### The data
● ● ● ● ● ● ●

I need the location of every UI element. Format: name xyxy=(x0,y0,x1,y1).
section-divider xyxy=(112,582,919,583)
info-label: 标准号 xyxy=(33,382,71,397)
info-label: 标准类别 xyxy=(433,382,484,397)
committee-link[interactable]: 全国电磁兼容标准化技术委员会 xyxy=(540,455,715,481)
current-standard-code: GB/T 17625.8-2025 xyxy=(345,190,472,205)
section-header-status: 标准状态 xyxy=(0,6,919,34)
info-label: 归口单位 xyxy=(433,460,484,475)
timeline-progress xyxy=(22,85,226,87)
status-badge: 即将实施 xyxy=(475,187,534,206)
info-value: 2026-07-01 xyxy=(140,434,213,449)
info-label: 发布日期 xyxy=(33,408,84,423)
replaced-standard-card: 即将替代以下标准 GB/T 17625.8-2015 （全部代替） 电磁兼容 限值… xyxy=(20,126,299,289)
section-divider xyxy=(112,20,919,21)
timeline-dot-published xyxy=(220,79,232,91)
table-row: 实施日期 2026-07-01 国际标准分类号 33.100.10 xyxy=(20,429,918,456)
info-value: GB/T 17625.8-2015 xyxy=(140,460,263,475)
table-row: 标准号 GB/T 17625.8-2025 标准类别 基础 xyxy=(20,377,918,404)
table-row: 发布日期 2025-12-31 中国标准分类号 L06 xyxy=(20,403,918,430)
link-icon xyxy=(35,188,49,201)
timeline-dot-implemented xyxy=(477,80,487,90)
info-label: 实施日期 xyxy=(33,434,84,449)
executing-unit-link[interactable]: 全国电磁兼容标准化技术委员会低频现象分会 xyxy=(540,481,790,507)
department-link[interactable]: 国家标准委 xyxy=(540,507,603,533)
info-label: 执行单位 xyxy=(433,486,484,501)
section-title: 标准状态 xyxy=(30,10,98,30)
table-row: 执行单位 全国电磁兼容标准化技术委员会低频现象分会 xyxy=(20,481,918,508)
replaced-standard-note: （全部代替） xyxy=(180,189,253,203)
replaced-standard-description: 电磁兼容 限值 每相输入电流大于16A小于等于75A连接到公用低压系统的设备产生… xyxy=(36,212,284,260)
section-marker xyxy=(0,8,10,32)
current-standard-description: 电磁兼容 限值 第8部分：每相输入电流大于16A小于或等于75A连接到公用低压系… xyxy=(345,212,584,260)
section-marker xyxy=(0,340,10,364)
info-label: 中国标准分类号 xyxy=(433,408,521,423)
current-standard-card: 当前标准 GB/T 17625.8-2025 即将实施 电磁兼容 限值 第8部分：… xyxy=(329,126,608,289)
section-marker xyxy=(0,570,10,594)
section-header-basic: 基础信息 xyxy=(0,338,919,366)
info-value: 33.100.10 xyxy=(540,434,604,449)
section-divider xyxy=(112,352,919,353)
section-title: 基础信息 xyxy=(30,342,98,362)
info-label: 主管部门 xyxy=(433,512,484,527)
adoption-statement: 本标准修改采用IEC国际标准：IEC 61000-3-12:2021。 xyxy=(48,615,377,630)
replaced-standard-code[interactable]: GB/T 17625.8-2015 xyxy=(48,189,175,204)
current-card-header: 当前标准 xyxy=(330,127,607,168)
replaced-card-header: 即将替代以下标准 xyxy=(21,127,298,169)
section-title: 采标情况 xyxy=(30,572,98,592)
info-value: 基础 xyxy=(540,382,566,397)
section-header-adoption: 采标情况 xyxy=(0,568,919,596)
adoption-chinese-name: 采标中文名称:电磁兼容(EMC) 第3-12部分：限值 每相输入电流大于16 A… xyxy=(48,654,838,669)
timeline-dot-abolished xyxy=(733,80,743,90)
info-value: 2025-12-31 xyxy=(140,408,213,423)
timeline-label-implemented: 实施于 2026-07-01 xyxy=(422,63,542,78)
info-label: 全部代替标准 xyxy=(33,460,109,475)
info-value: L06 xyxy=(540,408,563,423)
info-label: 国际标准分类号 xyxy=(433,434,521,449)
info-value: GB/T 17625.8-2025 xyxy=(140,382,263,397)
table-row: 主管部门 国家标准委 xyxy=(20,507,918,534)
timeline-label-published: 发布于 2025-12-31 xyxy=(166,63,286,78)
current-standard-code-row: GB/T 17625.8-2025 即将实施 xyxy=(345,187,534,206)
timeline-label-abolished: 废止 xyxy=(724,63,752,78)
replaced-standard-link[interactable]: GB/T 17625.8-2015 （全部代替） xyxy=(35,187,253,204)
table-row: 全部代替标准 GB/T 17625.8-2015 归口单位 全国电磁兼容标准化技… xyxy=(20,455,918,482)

● ● ● ● ● ● ●

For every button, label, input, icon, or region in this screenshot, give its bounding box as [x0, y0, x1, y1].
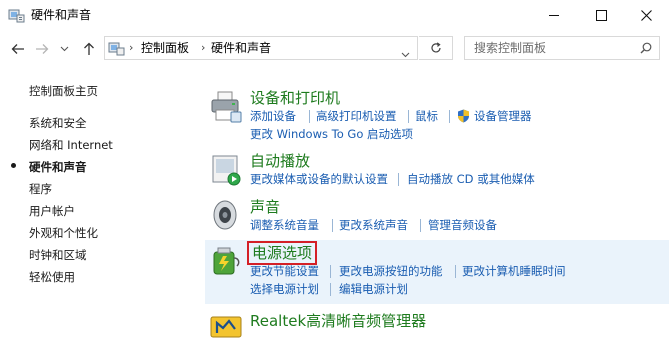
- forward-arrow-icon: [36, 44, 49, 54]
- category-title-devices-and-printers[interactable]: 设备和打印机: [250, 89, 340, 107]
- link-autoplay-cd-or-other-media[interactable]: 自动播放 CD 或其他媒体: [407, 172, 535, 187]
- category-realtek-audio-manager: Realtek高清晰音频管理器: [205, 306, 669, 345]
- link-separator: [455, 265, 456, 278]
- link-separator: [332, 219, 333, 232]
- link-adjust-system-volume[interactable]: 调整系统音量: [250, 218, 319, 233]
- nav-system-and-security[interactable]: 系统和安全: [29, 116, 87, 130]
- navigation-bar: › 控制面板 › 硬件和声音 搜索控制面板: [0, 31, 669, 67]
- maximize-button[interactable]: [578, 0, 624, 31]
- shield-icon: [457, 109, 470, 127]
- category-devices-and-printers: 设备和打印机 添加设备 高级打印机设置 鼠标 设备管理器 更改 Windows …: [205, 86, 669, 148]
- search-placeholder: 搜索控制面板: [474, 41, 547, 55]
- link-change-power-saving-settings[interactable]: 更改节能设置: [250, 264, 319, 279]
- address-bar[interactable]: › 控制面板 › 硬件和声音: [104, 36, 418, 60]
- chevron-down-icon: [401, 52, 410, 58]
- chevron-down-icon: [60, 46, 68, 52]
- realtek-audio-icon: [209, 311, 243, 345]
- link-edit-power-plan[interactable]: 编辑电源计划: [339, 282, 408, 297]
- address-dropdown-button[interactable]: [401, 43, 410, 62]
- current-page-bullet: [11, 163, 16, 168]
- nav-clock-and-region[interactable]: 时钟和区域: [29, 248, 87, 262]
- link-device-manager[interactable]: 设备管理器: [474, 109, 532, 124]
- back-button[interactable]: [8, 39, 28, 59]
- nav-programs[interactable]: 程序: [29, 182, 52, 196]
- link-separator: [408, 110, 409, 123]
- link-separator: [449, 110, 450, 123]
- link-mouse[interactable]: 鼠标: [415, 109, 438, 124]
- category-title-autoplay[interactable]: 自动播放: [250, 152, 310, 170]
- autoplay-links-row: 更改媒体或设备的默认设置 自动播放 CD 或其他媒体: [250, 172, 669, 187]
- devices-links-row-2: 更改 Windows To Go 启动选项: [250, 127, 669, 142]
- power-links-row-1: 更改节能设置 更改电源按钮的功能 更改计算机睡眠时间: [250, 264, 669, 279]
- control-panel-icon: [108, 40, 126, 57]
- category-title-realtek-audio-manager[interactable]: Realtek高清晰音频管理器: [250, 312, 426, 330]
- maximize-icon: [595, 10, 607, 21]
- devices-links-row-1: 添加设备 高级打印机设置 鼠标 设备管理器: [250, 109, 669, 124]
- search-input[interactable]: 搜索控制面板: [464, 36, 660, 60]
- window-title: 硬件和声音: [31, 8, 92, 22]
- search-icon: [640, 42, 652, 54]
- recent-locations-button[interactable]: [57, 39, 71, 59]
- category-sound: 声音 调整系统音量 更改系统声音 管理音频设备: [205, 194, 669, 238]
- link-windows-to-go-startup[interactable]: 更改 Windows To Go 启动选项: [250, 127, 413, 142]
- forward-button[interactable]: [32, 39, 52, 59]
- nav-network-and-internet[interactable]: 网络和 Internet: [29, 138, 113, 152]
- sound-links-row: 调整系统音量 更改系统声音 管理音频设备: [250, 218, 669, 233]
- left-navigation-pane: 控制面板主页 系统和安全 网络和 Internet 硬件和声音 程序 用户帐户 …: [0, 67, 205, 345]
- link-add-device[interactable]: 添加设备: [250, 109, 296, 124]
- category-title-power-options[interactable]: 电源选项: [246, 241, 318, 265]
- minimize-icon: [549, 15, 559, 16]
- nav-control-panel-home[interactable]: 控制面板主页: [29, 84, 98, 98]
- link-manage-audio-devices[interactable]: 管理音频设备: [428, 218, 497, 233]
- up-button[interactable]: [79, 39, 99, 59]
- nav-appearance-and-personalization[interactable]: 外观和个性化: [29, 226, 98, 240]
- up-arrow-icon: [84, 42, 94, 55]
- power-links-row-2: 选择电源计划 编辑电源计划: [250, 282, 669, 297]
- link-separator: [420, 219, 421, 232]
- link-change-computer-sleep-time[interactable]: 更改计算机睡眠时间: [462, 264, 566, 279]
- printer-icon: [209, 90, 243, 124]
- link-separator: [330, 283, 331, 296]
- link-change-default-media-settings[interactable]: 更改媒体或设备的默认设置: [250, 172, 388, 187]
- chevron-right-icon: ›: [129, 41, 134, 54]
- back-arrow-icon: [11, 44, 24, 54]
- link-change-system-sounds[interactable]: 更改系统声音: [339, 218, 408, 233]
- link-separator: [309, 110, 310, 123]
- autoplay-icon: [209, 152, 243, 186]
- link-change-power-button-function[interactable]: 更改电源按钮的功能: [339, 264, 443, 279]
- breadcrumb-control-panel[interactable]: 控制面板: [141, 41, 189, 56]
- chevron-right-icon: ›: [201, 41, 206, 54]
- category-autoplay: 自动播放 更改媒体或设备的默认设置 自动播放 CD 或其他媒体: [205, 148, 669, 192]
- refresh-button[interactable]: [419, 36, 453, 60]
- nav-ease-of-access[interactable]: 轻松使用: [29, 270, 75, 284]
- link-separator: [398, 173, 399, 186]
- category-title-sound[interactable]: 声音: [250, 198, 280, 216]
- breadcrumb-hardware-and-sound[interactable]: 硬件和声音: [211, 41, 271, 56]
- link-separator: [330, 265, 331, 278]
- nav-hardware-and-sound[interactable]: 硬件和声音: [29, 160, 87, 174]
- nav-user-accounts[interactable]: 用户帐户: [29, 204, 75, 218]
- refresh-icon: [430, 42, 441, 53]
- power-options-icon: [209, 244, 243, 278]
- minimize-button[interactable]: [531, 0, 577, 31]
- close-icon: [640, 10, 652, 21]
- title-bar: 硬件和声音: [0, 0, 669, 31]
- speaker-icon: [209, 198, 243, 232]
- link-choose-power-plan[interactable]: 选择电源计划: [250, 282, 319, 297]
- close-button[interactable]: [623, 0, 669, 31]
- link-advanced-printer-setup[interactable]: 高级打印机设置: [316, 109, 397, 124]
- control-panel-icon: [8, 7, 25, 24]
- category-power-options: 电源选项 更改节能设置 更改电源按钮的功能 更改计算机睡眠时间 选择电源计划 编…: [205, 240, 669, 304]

● ● ● ● ● ● ●

### What to do
Copy out the items starting with the line that contains "I need the location" and continuing through the line that contains "table-row: 标准号 GB/T", reproducing each line verbatim.

### Result below
I need the location of every UI element. Format: name xyxy=(x0,y0,x1,y1).
section-divider xyxy=(112,582,919,583)
info-label: 标准号 xyxy=(33,382,71,397)
info-label: 标准类别 xyxy=(433,382,484,397)
committee-link[interactable]: 全国电磁兼容标准化技术委员会 xyxy=(540,455,715,481)
current-standard-code: GB/T 17625.8-2025 xyxy=(345,190,472,205)
section-header-status: 标准状态 xyxy=(0,6,919,34)
info-label: 归口单位 xyxy=(433,460,484,475)
timeline-progress xyxy=(22,85,226,87)
status-badge: 即将实施 xyxy=(475,187,534,206)
info-value: 2026-07-01 xyxy=(140,434,213,449)
info-label: 发布日期 xyxy=(33,408,84,423)
replaced-standard-card: 即将替代以下标准 GB/T 17625.8-2015 （全部代替） 电磁兼容 限值… xyxy=(20,126,299,289)
section-divider xyxy=(112,20,919,21)
timeline-dot-published xyxy=(220,79,232,91)
table-row: 实施日期 2026-07-01 国际标准分类号 33.100.10 xyxy=(20,429,918,456)
info-value: GB/T 17625.8-2015 xyxy=(140,460,263,475)
table-row: 标准号 GB/T 17625.8-2025 标准类别 基础 xyxy=(20,377,918,404)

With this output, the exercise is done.